> [CHALLENGE] Only the number is needed: how many lines of the records include "description"?

---- DATA ENTRIES

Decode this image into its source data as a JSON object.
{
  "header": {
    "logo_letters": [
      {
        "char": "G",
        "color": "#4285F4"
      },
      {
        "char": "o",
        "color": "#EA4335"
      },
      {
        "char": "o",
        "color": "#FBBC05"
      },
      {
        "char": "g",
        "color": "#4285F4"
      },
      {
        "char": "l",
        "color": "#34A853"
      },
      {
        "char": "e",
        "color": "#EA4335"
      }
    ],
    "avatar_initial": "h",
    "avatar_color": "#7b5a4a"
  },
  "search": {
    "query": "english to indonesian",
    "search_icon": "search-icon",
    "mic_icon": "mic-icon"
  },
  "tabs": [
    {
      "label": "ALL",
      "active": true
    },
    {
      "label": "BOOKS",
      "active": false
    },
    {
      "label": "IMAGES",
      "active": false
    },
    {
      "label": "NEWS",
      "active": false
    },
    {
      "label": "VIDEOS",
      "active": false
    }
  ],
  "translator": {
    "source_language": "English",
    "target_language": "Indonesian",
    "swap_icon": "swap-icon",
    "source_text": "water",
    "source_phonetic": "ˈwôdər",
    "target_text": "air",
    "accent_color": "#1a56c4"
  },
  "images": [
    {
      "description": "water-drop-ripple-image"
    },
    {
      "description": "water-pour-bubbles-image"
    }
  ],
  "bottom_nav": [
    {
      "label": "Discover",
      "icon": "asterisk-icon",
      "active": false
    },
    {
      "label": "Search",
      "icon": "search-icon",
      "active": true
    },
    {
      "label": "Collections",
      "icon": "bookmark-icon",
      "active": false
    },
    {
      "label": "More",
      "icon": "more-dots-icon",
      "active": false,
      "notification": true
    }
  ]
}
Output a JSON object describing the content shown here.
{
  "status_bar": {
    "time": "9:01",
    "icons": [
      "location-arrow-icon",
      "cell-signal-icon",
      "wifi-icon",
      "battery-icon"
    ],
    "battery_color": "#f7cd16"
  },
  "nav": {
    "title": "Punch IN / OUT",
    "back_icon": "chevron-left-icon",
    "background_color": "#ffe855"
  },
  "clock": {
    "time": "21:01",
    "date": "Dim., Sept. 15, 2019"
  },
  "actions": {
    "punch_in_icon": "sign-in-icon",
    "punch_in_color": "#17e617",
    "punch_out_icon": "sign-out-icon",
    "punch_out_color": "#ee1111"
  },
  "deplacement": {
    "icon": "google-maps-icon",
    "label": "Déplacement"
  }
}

--------

> [RESULT] 2